• Assignment: Return each line of the records below that contains the word "JSON".

• Dataset entries:
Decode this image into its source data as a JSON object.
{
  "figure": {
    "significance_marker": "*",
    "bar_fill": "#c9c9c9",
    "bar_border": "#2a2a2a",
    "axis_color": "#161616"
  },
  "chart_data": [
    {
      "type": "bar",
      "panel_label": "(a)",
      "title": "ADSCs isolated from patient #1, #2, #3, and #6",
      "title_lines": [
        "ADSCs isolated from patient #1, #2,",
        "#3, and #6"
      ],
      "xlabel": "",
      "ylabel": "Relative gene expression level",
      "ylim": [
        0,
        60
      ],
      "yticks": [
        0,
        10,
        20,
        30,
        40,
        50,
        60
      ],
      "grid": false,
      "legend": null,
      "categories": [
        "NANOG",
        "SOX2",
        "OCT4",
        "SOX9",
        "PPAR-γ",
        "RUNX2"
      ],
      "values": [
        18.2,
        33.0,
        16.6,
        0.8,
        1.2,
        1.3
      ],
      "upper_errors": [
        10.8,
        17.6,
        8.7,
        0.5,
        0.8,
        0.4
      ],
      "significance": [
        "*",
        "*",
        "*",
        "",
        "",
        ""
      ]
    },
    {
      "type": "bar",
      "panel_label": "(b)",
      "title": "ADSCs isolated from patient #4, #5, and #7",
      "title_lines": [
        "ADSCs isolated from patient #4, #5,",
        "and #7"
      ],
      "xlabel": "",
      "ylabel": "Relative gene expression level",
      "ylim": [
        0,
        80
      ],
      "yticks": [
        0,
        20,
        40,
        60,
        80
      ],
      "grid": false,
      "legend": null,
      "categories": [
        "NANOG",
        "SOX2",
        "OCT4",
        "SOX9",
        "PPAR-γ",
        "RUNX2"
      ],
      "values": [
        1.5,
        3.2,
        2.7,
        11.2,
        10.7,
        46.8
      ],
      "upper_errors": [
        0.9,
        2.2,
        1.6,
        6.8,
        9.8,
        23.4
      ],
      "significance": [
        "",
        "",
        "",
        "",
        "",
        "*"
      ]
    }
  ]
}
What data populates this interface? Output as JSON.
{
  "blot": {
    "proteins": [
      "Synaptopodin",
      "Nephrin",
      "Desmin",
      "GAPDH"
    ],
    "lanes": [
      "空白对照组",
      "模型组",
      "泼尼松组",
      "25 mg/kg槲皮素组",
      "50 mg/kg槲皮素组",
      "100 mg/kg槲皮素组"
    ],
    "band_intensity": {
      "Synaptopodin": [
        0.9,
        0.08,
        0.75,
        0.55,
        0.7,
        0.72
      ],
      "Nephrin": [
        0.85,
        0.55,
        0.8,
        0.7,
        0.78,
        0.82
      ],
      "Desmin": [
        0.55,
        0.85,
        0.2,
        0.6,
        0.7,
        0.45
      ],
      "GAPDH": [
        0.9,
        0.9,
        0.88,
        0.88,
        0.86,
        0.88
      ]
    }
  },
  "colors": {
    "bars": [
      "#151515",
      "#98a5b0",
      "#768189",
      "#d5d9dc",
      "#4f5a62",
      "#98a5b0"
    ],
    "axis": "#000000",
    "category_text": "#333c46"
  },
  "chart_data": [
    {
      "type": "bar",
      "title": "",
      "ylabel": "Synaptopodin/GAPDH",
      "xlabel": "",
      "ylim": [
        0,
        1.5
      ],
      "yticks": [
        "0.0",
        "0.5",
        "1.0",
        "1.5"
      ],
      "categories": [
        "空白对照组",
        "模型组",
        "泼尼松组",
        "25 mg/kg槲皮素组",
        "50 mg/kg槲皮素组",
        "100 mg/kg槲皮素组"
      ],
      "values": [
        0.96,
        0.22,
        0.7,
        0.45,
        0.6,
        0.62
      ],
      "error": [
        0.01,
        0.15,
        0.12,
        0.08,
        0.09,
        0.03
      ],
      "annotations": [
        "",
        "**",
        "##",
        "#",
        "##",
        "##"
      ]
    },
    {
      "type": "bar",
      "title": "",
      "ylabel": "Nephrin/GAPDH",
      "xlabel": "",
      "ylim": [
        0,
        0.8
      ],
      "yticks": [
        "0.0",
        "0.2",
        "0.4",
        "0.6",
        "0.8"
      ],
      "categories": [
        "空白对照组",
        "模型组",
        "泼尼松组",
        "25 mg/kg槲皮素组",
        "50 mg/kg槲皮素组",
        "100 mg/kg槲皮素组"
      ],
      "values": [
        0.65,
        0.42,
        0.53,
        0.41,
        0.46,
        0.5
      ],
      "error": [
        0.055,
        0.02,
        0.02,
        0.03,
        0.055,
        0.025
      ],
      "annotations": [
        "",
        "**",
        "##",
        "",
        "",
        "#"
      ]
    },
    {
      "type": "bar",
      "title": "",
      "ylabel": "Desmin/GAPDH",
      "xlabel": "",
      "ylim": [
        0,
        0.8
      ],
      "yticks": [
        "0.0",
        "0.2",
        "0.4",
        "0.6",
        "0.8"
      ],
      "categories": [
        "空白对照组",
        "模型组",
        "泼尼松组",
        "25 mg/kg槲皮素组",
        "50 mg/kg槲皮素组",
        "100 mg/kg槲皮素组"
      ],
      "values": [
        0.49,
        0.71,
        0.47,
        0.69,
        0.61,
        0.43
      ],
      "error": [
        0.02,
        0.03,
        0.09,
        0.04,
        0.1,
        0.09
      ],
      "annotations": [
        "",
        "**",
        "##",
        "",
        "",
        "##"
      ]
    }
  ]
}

• Answer space:
Decode this image into its source data as a JSON object.
What data populates this interface? Output as JSON.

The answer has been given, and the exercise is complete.